Exercise description
Output each entry below as it stands, leaving out every picture.

----- Data for processing -----

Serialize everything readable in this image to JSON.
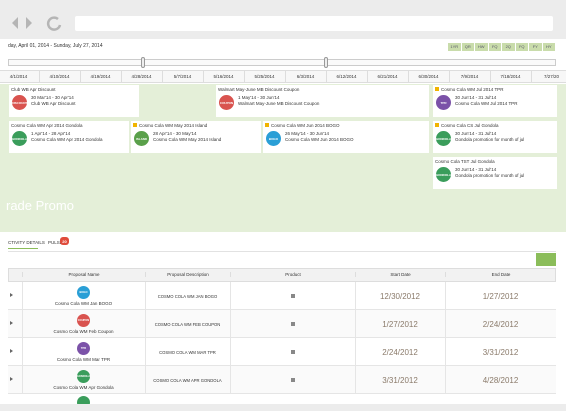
{
  "timeline": {
    "range": "day, April 01, 2014 - Sunday, July 27, 2014",
    "views": [
      "1YR",
      "QR",
      "HW",
      "FQ",
      "2Q",
      "FQ",
      "FY",
      "HY"
    ],
    "dates": [
      "4/1/2014",
      "4/10/2014",
      "4/19/2014",
      "4/28/2014",
      "5/7/2014",
      "5/16/2014",
      "5/25/2014",
      "6/3/2014",
      "6/12/2014",
      "6/21/2014",
      "6/30/2014",
      "7/9/2014",
      "7/18/2014",
      "7/27/20"
    ]
  },
  "events": [
    {
      "title": "Club WB Apr Discount",
      "dates": "30 Mar'14 - 30 Apr'14",
      "description": "Club WB Apr Discount",
      "badge": "DISCOUNT"
    },
    {
      "title": "Walmart May-June MB Discount Coupon",
      "dates": "1 May'14 - 30 Jun'14",
      "description": "Walmart May-June MB Discount Coupon",
      "badge": "COUPON"
    },
    {
      "title": "Cosmo Cola WM Jul 2014 TPR",
      "dates": "30 Jun'14 - 31 Jul'14",
      "description": "Cosmo Cola WM Jul 2014 TPR",
      "badge": "TPR"
    },
    {
      "title": "Cosmo Cola WM Apr 2014 Gondola",
      "dates": "1 Apr'14 - 28 Apr'14",
      "description": "Cosmo Cola WM Apr 2014 Gondola",
      "badge": "GONDOLA"
    },
    {
      "title": "Cosmo Cola WM May 2014 Island",
      "dates": "28 Apr'14 - 30 May'14",
      "description": "Cosmo Cola WM May 2014 Island",
      "badge": "ISLAND"
    },
    {
      "title": "Cosmo Cola WM Jun 2014 BOGO",
      "dates": "26 May'14 - 30 Jun'14",
      "description": "Cosmo Cola WM Jun 2014 BOGO",
      "badge": "BOGO"
    },
    {
      "title": "Cosmo Cola CS Jul Gondola",
      "dates": "30 Jun'14 - 31 Jul'14",
      "description": "Gondola promotion for month of jul",
      "badge": "GONDOLA"
    },
    {
      "title": "Cosmo Cola TST Jul Gondola",
      "dates": "30 Jun'14 - 31 Jul'14",
      "description": "Gondola promotion for month of jul",
      "badge": "GONDOLA"
    }
  ],
  "section_title": "rade Promo",
  "tabs": {
    "details": "CTIVITY DETAILS",
    "pulse": "PULSE",
    "pulse_count": "20"
  },
  "table": {
    "headers": [
      "Proposal Name",
      "Proposal Description",
      "Product",
      "Start Date",
      "End Date"
    ],
    "rows": [
      {
        "name": "Cosmo Cola WM Jan BOGO",
        "badge": "BOGO",
        "description": "COSMO COLA WM JAN BOGO",
        "start": "12/30/2012",
        "end": "1/27/2012"
      },
      {
        "name": "Cosmo Cola WM Feb Coupon",
        "badge": "COUPON",
        "description": "COSMO COLA WM FEB COUPON",
        "start": "1/27/2012",
        "end": "2/24/2012"
      },
      {
        "name": "Cosmo Cola WM Mar TPR",
        "badge": "TPR",
        "description": "COSMO COLA WM MAR TPR",
        "start": "2/24/2012",
        "end": "3/31/2012"
      },
      {
        "name": "Cosmo Cola WM Apr Gondola",
        "badge": "GONDOLA",
        "description": "COSMO COLA WM APR GONDOLA",
        "start": "3/31/2012",
        "end": "4/28/2012"
      }
    ]
  }
}
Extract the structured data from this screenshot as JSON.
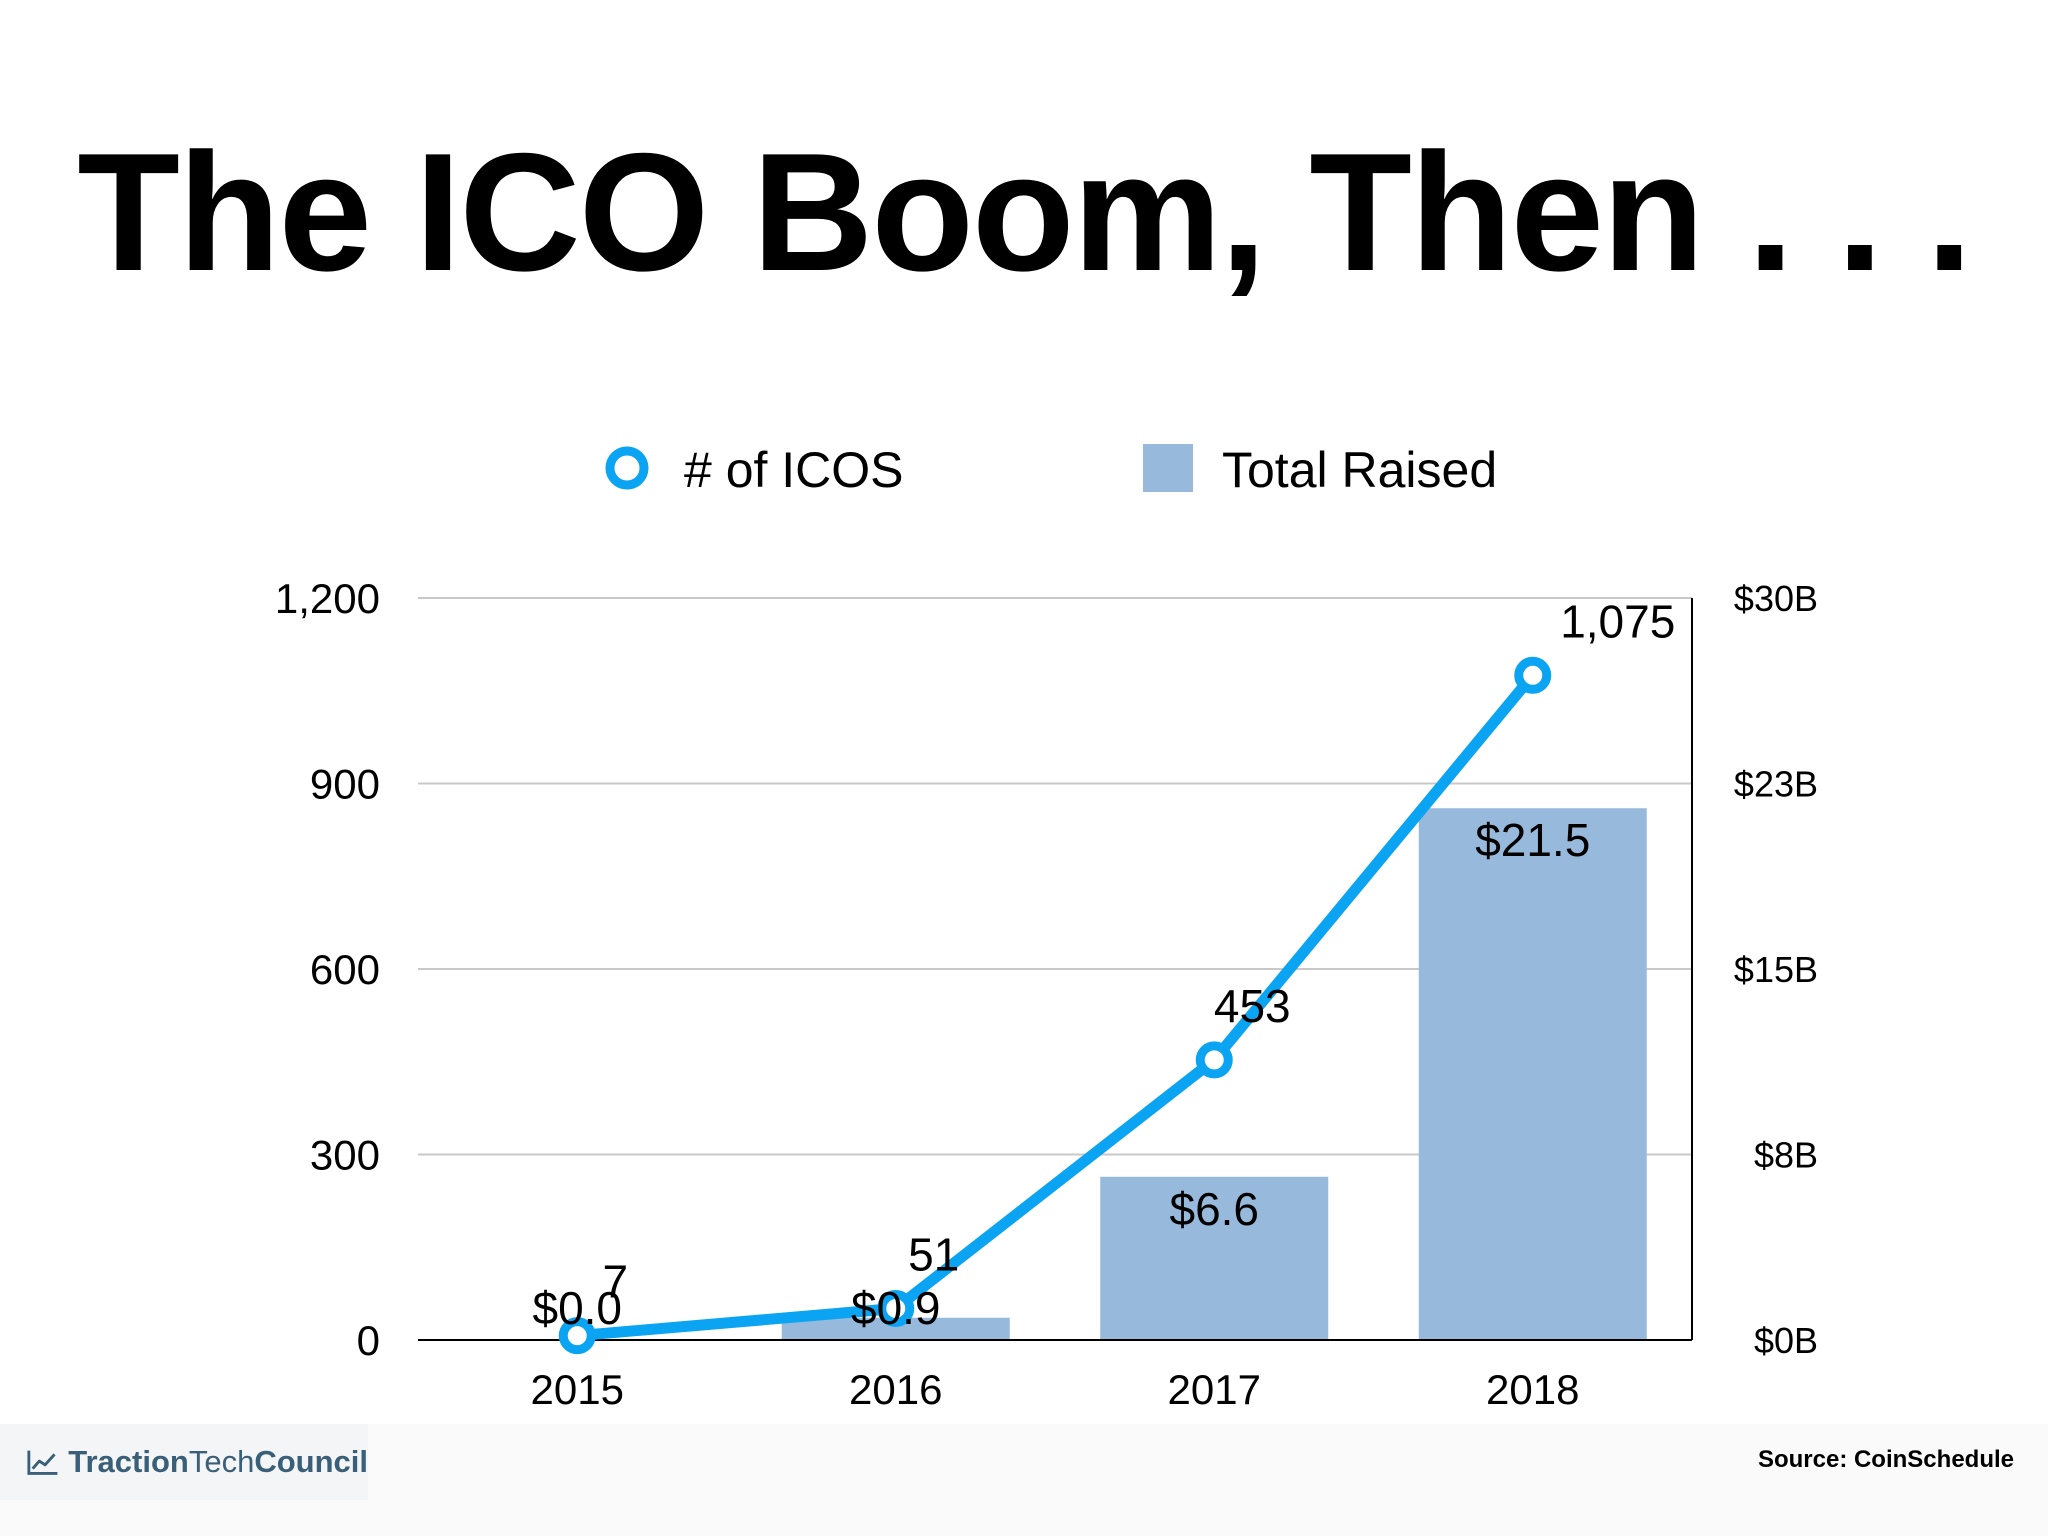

-----

Exercise result
Serialize everything readable in this image to JSON.
{
  "timeline": {
    "range": "day, April 01, 2014 - Sunday, July 27, 2014",
    "views": [
      "1YR",
      "QR",
      "HW",
      "FQ",
      "2Q",
      "FQ",
      "FY",
      "HY"
    ],
    "dates": [
      "4/1/2014",
      "4/10/2014",
      "4/19/2014",
      "4/28/2014",
      "5/7/2014",
      "5/16/2014",
      "5/25/2014",
      "6/3/2014",
      "6/12/2014",
      "6/21/2014",
      "6/30/2014",
      "7/9/2014",
      "7/18/2014",
      "7/27/20"
    ]
  },
  "events": [
    {
      "title": "Club WB Apr Discount",
      "dates": "30 Mar'14 - 30 Apr'14",
      "description": "Club WB Apr Discount",
      "badge": "DISCOUNT"
    },
    {
      "title": "Walmart May-June MB Discount Coupon",
      "dates": "1 May'14 - 30 Jun'14",
      "description": "Walmart May-June MB Discount Coupon",
      "badge": "COUPON"
    },
    {
      "title": "Cosmo Cola WM Jul 2014 TPR",
      "dates": "30 Jun'14 - 31 Jul'14",
      "description": "Cosmo Cola WM Jul 2014 TPR",
      "badge": "TPR"
    },
    {
      "title": "Cosmo Cola WM Apr 2014 Gondola",
      "dates": "1 Apr'14 - 28 Apr'14",
      "description": "Cosmo Cola WM Apr 2014 Gondola",
      "badge": "GONDOLA"
    },
    {
      "title": "Cosmo Cola WM May 2014 Island",
      "dates": "28 Apr'14 - 30 May'14",
      "description": "Cosmo Cola WM May 2014 Island",
      "badge": "ISLAND"
    },
    {
      "title": "Cosmo Cola WM Jun 2014 BOGO",
      "dates": "26 May'14 - 30 Jun'14",
      "description": "Cosmo Cola WM Jun 2014 BOGO",
      "badge": "BOGO"
    },
    {
      "title": "Cosmo Cola CS Jul Gondola",
      "dates": "30 Jun'14 - 31 Jul'14",
      "description": "Gondola promotion for month of jul",
      "badge": "GONDOLA"
    },
    {
      "title": "Cosmo Cola TST Jul Gondola",
      "dates": "30 Jun'14 - 31 Jul'14",
      "description": "Gondola promotion for month of jul",
      "badge": "GONDOLA"
    }
  ],
  "section_title": "rade Promo",
  "tabs": {
    "details": "CTIVITY DETAILS",
    "pulse": "PULSE",
    "pulse_count": "20"
  },
  "table": {
    "headers": [
      "Proposal Name",
      "Proposal Description",
      "Product",
      "Start Date",
      "End Date"
    ],
    "rows": [
      {
        "name": "Cosmo Cola WM Jan BOGO",
        "badge": "BOGO",
        "description": "COSMO COLA WM JAN BOGO",
        "start": "12/30/2012",
        "end": "1/27/2012"
      },
      {
        "name": "Cosmo Cola WM Feb Coupon",
        "badge": "COUPON",
        "description": "COSMO COLA WM FEB COUPON",
        "start": "1/27/2012",
        "end": "2/24/2012"
      },
      {
        "name": "Cosmo Cola WM Mar TPR",
        "badge": "TPR",
        "description": "COSMO COLA WM MAR TPR",
        "start": "2/24/2012",
        "end": "3/31/2012"
      },
      {
        "name": "Cosmo Cola WM Apr Gondola",
        "badge": "GONDOLA",
        "description": "COSMO COLA WM APR GONDOLA",
        "start": "3/31/2012",
        "end": "4/28/2012"
      }
    ]
  }
}
Extract the structured data from this screenshot as JSON.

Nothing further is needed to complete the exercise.